(begin)
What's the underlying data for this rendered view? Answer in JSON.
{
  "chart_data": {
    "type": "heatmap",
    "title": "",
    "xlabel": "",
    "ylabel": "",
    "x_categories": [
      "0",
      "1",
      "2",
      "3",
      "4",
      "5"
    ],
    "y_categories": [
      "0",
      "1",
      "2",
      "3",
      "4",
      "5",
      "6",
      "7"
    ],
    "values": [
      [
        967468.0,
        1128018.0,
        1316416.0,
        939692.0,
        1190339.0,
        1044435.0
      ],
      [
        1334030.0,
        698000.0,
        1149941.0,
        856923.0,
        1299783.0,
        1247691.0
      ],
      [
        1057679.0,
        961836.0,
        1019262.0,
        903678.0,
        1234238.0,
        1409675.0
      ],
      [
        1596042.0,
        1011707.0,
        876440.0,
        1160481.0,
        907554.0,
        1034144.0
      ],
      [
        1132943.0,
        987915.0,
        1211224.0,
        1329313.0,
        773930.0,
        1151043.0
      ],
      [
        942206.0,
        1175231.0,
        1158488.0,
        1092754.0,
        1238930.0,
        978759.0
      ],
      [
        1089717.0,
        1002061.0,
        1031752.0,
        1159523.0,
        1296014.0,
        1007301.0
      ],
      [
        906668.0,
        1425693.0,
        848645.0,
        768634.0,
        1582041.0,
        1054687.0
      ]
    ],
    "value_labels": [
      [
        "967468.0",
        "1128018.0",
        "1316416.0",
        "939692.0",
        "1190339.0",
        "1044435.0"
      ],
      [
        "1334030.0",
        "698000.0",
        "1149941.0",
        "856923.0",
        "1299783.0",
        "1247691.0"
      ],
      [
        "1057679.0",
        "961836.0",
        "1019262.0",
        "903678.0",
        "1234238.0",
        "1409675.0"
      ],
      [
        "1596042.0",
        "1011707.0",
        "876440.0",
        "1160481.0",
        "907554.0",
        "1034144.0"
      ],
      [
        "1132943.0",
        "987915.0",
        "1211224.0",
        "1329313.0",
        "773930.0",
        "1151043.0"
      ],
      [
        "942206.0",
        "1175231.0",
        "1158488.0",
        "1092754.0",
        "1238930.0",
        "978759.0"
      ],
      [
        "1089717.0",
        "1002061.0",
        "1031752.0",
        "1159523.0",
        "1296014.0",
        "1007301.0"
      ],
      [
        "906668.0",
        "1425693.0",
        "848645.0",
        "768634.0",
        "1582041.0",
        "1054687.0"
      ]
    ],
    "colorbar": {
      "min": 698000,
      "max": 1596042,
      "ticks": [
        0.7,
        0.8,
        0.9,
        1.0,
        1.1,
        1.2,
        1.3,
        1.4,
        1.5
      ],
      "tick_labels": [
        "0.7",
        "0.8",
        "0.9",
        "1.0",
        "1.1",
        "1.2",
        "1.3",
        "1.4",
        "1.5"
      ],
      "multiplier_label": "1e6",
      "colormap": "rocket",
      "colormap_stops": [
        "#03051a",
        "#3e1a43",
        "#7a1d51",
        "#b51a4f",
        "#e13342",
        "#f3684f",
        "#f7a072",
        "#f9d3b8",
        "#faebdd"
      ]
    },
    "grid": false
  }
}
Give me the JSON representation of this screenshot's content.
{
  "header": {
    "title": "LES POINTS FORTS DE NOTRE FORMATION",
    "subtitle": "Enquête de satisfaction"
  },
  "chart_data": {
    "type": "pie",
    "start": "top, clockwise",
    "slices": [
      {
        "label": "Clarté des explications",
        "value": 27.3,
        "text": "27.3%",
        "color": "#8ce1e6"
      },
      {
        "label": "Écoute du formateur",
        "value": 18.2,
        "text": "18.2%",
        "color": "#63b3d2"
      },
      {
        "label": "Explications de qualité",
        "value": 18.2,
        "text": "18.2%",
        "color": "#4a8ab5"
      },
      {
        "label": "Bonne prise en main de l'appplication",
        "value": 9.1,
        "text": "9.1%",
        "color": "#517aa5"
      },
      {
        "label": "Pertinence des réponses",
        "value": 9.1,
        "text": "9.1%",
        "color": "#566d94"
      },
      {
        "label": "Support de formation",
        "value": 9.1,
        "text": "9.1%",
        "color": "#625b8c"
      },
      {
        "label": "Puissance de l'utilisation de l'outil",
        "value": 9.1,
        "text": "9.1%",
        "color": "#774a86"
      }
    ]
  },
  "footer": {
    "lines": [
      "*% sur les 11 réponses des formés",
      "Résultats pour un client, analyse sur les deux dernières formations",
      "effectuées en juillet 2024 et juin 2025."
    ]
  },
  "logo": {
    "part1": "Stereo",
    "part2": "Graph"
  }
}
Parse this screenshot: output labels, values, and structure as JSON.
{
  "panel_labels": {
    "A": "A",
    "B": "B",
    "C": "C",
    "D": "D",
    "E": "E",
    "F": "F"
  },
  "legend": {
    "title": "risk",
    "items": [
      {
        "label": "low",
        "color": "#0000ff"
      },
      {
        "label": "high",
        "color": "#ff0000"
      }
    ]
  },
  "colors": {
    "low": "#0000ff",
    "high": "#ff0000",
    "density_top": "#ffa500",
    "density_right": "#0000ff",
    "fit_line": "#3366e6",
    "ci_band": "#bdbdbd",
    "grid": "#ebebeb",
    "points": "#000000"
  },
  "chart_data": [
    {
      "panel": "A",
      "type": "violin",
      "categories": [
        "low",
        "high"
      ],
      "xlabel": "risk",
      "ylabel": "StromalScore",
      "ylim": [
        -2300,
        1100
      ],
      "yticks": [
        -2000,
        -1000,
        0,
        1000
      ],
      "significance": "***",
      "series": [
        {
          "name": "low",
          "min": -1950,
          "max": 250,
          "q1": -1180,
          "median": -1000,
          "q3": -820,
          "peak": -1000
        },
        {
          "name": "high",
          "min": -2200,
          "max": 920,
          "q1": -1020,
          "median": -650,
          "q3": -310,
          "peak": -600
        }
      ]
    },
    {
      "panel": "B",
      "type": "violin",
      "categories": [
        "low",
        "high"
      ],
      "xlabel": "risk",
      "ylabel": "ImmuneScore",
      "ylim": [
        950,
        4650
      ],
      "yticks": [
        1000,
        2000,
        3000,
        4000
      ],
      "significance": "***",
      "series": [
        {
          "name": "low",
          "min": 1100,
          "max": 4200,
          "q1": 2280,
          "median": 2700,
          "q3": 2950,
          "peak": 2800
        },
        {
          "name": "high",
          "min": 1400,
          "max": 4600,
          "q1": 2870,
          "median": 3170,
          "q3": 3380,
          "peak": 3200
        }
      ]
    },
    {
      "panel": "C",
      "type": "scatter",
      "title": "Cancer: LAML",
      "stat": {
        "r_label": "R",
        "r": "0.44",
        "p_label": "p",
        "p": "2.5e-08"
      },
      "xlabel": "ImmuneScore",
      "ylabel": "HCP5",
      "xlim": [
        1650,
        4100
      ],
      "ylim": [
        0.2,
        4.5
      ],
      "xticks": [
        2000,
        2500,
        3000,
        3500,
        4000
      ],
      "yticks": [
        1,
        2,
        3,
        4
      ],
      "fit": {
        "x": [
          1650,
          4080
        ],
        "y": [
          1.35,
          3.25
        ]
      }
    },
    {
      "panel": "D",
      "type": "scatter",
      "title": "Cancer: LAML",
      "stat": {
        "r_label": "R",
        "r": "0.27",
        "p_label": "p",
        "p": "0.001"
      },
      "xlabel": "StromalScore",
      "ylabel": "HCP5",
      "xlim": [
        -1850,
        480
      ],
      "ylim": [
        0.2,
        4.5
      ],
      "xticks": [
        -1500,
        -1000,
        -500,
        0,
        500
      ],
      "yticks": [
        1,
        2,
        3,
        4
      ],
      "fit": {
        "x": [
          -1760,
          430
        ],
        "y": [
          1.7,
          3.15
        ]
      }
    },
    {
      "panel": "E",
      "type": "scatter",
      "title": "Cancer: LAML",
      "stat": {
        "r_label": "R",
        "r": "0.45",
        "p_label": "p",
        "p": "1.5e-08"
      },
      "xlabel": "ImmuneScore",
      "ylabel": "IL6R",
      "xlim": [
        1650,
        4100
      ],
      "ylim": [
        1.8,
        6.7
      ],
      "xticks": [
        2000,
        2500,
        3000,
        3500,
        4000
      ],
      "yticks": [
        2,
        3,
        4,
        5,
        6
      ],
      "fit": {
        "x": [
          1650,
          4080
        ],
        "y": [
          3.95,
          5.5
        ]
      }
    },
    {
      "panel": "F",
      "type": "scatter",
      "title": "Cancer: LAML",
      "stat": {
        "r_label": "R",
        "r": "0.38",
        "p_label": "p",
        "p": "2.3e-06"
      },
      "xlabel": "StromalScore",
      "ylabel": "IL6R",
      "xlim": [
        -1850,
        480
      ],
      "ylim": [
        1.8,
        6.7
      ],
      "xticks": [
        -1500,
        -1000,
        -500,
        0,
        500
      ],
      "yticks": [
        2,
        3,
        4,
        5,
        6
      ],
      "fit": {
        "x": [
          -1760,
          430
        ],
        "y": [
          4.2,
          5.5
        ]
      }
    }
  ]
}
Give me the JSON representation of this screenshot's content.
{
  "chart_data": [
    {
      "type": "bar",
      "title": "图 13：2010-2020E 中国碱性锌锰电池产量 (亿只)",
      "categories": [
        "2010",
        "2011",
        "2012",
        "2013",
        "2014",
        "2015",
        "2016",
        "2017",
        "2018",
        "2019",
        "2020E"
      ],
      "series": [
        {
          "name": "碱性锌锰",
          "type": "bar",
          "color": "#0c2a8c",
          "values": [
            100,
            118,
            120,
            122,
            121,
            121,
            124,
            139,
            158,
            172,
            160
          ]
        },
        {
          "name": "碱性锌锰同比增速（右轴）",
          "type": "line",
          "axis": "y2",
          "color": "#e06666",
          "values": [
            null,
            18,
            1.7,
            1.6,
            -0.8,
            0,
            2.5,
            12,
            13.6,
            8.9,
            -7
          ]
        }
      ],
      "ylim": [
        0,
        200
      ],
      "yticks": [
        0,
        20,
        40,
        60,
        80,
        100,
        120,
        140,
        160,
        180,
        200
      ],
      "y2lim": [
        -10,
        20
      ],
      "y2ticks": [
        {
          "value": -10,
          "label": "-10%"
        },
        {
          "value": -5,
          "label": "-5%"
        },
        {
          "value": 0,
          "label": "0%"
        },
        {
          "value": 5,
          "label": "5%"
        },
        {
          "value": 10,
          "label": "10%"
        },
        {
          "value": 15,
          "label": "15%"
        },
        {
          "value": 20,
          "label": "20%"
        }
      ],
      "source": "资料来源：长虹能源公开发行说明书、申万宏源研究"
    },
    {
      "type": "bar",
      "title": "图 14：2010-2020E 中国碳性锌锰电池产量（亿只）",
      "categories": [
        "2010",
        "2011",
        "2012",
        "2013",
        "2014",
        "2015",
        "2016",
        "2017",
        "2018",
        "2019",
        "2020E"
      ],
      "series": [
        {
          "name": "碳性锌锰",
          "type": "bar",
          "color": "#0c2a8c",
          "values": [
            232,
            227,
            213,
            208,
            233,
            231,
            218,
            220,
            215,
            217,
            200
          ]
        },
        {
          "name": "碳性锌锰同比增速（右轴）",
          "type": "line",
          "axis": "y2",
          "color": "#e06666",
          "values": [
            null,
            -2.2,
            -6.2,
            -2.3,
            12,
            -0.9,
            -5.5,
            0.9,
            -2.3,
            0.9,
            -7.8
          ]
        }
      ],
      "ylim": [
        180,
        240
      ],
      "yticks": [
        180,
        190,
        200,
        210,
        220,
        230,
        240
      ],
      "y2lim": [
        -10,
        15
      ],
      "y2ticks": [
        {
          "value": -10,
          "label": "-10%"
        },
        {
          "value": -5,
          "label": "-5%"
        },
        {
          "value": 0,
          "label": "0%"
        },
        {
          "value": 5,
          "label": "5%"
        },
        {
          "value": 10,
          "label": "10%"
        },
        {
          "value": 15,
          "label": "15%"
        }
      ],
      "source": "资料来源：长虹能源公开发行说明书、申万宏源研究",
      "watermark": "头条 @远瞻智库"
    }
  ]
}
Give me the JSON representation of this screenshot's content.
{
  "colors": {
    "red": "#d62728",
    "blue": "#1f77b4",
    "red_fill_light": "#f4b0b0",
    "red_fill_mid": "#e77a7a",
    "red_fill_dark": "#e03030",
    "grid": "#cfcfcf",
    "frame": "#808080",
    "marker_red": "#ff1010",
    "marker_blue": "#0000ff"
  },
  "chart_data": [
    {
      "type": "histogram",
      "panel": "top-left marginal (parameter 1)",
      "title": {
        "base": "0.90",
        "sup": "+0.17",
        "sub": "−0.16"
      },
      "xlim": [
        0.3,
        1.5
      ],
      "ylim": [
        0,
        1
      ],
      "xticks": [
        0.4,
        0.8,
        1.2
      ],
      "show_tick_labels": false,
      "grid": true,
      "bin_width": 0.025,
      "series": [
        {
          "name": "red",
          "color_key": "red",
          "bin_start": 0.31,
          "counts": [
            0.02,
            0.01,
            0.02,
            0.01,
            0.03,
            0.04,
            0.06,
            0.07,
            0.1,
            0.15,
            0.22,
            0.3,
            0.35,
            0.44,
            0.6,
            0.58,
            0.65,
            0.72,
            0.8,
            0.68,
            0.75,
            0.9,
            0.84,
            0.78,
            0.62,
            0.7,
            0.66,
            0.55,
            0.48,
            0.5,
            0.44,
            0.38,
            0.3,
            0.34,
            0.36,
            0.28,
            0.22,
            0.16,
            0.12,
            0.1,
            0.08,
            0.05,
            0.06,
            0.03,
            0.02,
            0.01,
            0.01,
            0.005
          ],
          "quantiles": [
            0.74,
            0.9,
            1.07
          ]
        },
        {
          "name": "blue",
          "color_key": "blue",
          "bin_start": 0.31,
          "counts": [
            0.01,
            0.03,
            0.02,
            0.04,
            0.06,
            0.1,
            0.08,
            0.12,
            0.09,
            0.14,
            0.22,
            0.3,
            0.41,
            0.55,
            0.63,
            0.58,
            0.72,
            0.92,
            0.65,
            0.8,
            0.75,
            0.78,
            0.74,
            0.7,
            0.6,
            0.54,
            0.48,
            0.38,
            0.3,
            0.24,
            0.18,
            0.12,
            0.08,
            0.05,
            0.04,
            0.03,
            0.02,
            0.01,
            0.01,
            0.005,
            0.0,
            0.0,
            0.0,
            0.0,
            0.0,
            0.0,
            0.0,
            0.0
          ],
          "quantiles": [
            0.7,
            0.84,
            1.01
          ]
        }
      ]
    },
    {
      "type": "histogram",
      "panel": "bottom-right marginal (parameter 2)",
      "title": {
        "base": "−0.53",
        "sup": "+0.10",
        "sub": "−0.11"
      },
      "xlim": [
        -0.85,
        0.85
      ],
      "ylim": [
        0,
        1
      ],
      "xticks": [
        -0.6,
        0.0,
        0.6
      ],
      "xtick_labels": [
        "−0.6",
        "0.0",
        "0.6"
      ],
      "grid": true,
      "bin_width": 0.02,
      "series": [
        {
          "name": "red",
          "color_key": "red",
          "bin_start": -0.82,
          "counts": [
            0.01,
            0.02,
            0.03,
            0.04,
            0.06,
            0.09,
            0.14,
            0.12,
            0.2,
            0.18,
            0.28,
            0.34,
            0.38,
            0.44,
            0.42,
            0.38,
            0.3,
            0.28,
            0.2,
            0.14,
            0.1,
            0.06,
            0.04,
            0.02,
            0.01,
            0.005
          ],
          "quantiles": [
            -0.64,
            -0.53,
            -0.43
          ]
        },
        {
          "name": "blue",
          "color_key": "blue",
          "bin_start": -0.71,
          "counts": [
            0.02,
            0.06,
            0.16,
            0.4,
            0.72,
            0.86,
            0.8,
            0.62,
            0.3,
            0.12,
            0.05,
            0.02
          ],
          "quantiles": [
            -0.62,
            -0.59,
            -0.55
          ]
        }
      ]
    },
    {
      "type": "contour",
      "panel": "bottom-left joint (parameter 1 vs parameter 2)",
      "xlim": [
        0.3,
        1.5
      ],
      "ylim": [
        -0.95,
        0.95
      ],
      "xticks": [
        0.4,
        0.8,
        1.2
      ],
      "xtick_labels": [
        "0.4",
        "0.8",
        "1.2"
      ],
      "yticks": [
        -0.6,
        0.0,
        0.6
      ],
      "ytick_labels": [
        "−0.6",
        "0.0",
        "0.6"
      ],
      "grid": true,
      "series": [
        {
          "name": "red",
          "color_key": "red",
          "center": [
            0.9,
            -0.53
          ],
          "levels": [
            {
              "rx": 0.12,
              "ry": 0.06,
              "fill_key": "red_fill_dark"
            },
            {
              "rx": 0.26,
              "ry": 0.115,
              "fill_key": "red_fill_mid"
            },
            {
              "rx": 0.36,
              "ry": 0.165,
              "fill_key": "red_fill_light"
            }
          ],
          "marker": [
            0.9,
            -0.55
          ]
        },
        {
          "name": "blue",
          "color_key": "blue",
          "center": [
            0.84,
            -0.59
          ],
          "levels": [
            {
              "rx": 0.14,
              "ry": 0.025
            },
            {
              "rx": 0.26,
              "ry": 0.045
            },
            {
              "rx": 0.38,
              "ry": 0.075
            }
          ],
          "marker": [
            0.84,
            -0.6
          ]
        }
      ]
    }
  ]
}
(end)
# REQUIRED WORK
Find all lines where the word "ylabel" appears. Copy them.

# SOLVED PROBLEM
    "ylabel": "",
      "ylabel": "StromalScore",
      "ylabel": "ImmuneScore",
      "ylabel": "HCP5",
      "ylabel": "HCP5",
      "ylabel": "IL6R",
      "ylabel": "IL6R",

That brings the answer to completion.